---------- Data in this exercise ----------

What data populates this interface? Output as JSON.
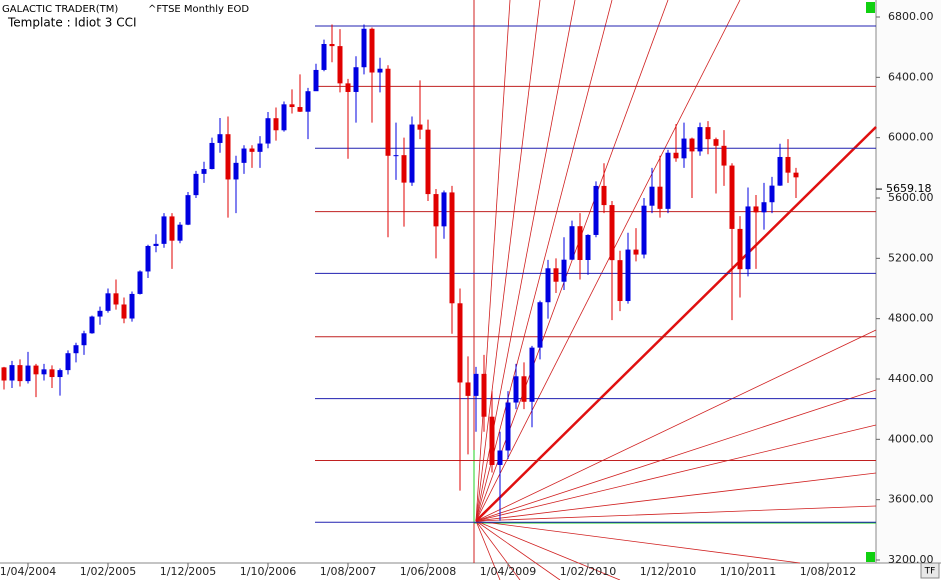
{
  "header": {
    "app": "GALACTIC TRADER(TM)",
    "symbol": "^FTSE Monthly EOD",
    "template": "Template : Idiot 3 CCI",
    "tf_button": "TF"
  },
  "chart_data": {
    "type": "candlestick",
    "up_color": "#0000e0",
    "down_color": "#e00000",
    "categories": [
      null,
      null,
      null,
      "1/04/2004",
      null,
      null,
      null,
      null,
      null,
      null,
      null,
      null,
      null,
      "1/02/2005",
      null,
      null,
      null,
      null,
      null,
      null,
      null,
      null,
      null,
      "1/12/2005",
      null,
      null,
      null,
      null,
      null,
      null,
      null,
      null,
      null,
      "1/10/2006",
      null,
      null,
      null,
      null,
      null,
      null,
      null,
      null,
      null,
      "1/08/2007",
      null,
      null,
      null,
      null,
      null,
      null,
      null,
      null,
      null,
      "1/06/2008",
      null,
      null,
      null,
      null,
      null,
      null,
      null,
      null,
      null,
      "1/04/2009",
      null,
      null,
      null,
      null,
      null,
      null,
      null,
      null,
      null,
      "1/02/2010",
      null,
      null,
      null,
      null,
      null,
      null,
      null,
      null,
      null,
      "1/12/2010",
      null,
      null,
      null,
      null,
      null,
      null,
      null,
      null,
      null,
      "1/10/2011",
      null,
      null,
      null,
      null,
      null,
      null,
      null,
      null,
      null,
      "1/08/2012"
    ],
    "candles": [
      [
        4477,
        4480,
        4330,
        4390
      ],
      [
        4390,
        4520,
        4340,
        4492
      ],
      [
        4492,
        4530,
        4350,
        4386
      ],
      [
        4386,
        4580,
        4370,
        4489
      ],
      [
        4489,
        4500,
        4280,
        4431
      ],
      [
        4431,
        4500,
        4390,
        4464
      ],
      [
        4464,
        4490,
        4340,
        4413
      ],
      [
        4413,
        4470,
        4290,
        4459
      ],
      [
        4459,
        4590,
        4430,
        4571
      ],
      [
        4571,
        4640,
        4510,
        4624
      ],
      [
        4624,
        4720,
        4560,
        4703
      ],
      [
        4703,
        4820,
        4700,
        4814
      ],
      [
        4814,
        4880,
        4760,
        4852
      ],
      [
        4852,
        5000,
        4840,
        4968
      ],
      [
        4968,
        5060,
        4860,
        4894
      ],
      [
        4894,
        4940,
        4770,
        4801
      ],
      [
        4801,
        4980,
        4780,
        4964
      ],
      [
        4964,
        5120,
        4960,
        5113
      ],
      [
        5113,
        5290,
        5070,
        5282
      ],
      [
        5282,
        5360,
        5240,
        5296
      ],
      [
        5296,
        5500,
        5270,
        5478
      ],
      [
        5478,
        5500,
        5130,
        5317
      ],
      [
        5317,
        5440,
        5300,
        5423
      ],
      [
        5423,
        5640,
        5420,
        5619
      ],
      [
        5619,
        5780,
        5600,
        5760
      ],
      [
        5760,
        5840,
        5700,
        5792
      ],
      [
        5792,
        6000,
        5790,
        5965
      ],
      [
        5965,
        6130,
        5900,
        6023
      ],
      [
        6023,
        6140,
        5470,
        5723
      ],
      [
        5723,
        5880,
        5500,
        5833
      ],
      [
        5833,
        5950,
        5760,
        5928
      ],
      [
        5928,
        5950,
        5800,
        5906
      ],
      [
        5906,
        6010,
        5800,
        5961
      ],
      [
        5961,
        6170,
        5930,
        6129
      ],
      [
        6129,
        6200,
        5980,
        6049
      ],
      [
        6049,
        6240,
        6040,
        6221
      ],
      [
        6221,
        6320,
        6160,
        6203
      ],
      [
        6203,
        6420,
        6170,
        6172
      ],
      [
        6172,
        6330,
        5990,
        6308
      ],
      [
        6308,
        6490,
        6310,
        6449
      ],
      [
        6449,
        6650,
        6440,
        6621
      ],
      [
        6621,
        6750,
        6500,
        6607
      ],
      [
        6607,
        6720,
        6300,
        6360
      ],
      [
        6360,
        6390,
        5860,
        6303
      ],
      [
        6303,
        6540,
        6100,
        6467
      ],
      [
        6467,
        6750,
        6420,
        6722
      ],
      [
        6722,
        6730,
        6100,
        6432
      ],
      [
        6432,
        6530,
        6300,
        6457
      ],
      [
        6457,
        6480,
        5340,
        5880
      ],
      [
        5880,
        6100,
        5720,
        5884
      ],
      [
        5884,
        6000,
        5410,
        5702
      ],
      [
        5702,
        6140,
        5680,
        6087
      ],
      [
        6087,
        6380,
        5990,
        6053
      ],
      [
        6053,
        6120,
        5580,
        5626
      ],
      [
        5626,
        5660,
        5200,
        5412
      ],
      [
        5412,
        5650,
        5330,
        5637
      ],
      [
        5637,
        5680,
        4700,
        4902
      ],
      [
        4902,
        5000,
        3660,
        4377
      ],
      [
        4377,
        4550,
        3900,
        4288
      ],
      [
        4288,
        4480,
        4050,
        4434
      ],
      [
        4434,
        4560,
        4050,
        4150
      ],
      [
        4150,
        4320,
        3780,
        3830
      ],
      [
        3830,
        4050,
        3460,
        3926
      ],
      [
        3926,
        4320,
        3870,
        4244
      ],
      [
        4244,
        4500,
        4200,
        4418
      ],
      [
        4418,
        4510,
        4200,
        4249
      ],
      [
        4249,
        4620,
        4080,
        4608
      ],
      [
        4608,
        4920,
        4530,
        4909
      ],
      [
        4909,
        5190,
        4800,
        5134
      ],
      [
        5134,
        5200,
        4970,
        5045
      ],
      [
        5045,
        5340,
        4990,
        5191
      ],
      [
        5191,
        5450,
        5190,
        5413
      ],
      [
        5413,
        5500,
        5060,
        5189
      ],
      [
        5189,
        5360,
        5090,
        5355
      ],
      [
        5355,
        5710,
        5340,
        5680
      ],
      [
        5680,
        5830,
        5500,
        5553
      ],
      [
        5553,
        5580,
        4790,
        5188
      ],
      [
        5188,
        5250,
        4850,
        4917
      ],
      [
        4917,
        5370,
        4900,
        5258
      ],
      [
        5258,
        5400,
        5180,
        5225
      ],
      [
        5225,
        5600,
        5200,
        5549
      ],
      [
        5549,
        5800,
        5500,
        5675
      ],
      [
        5675,
        5880,
        5470,
        5528
      ],
      [
        5528,
        5920,
        5500,
        5900
      ],
      [
        5900,
        6090,
        5840,
        5863
      ],
      [
        5863,
        6100,
        5800,
        5994
      ],
      [
        5994,
        6000,
        5600,
        5909
      ],
      [
        5909,
        6100,
        5880,
        6070
      ],
      [
        6070,
        6110,
        5890,
        5990
      ],
      [
        5990,
        6000,
        5630,
        5946
      ],
      [
        5946,
        6050,
        5680,
        5815
      ],
      [
        5815,
        5830,
        4790,
        5395
      ],
      [
        5395,
        5480,
        4940,
        5128
      ],
      [
        5128,
        5670,
        5080,
        5544
      ],
      [
        5544,
        5620,
        5130,
        5505
      ],
      [
        5505,
        5700,
        5390,
        5572
      ],
      [
        5572,
        5740,
        5500,
        5682
      ],
      [
        5682,
        5960,
        5680,
        5872
      ],
      [
        5872,
        5990,
        5700,
        5768
      ],
      [
        5768,
        5800,
        5600,
        5737
      ],
      null,
      null,
      null,
      null
    ],
    "levels": [
      {
        "value": 6740,
        "color": "#2020b0"
      },
      {
        "value": 6340,
        "color": "#c02020"
      },
      {
        "value": 5930,
        "color": "#2020b0"
      },
      {
        "value": 5510,
        "color": "#c02020"
      },
      {
        "value": 5100,
        "color": "#2020b0"
      },
      {
        "value": 4680,
        "color": "#c02020"
      },
      {
        "value": 4270,
        "color": "#2020b0"
      },
      {
        "value": 3860,
        "color": "#c02020"
      },
      {
        "value": 3450,
        "color": "#2020b0"
      }
    ],
    "last_price": 5659.18,
    "ylim": [
      3200,
      6800
    ],
    "yticks": [
      {
        "value": 3200,
        "label": "3200.00"
      },
      {
        "value": 3600,
        "label": "3600.00"
      },
      {
        "value": 4000,
        "label": "4000.00"
      },
      {
        "value": 4400,
        "label": "4400.00"
      },
      {
        "value": 4800,
        "label": "4800.00"
      },
      {
        "value": 5200,
        "label": "5200.00"
      },
      {
        "value": 5600,
        "label": "5600.00"
      },
      {
        "value": 6000,
        "label": "6000.00"
      },
      {
        "value": 6400,
        "label": "6400.00"
      },
      {
        "value": 6800,
        "label": "6800.00"
      }
    ]
  }
}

----------

**Your goal:** Where a line in the material contains "label", copy that line.

**Expected answer:**
        "label": "3200.00"
        "label": "3600.00"
        "label": "4000.00"
        "label": "4400.00"
        "label": "4800.00"
        "label": "5200.00"
        "label": "5600.00"
        "label": "6000.00"
        "label": "6400.00"
        "label": "6800.00"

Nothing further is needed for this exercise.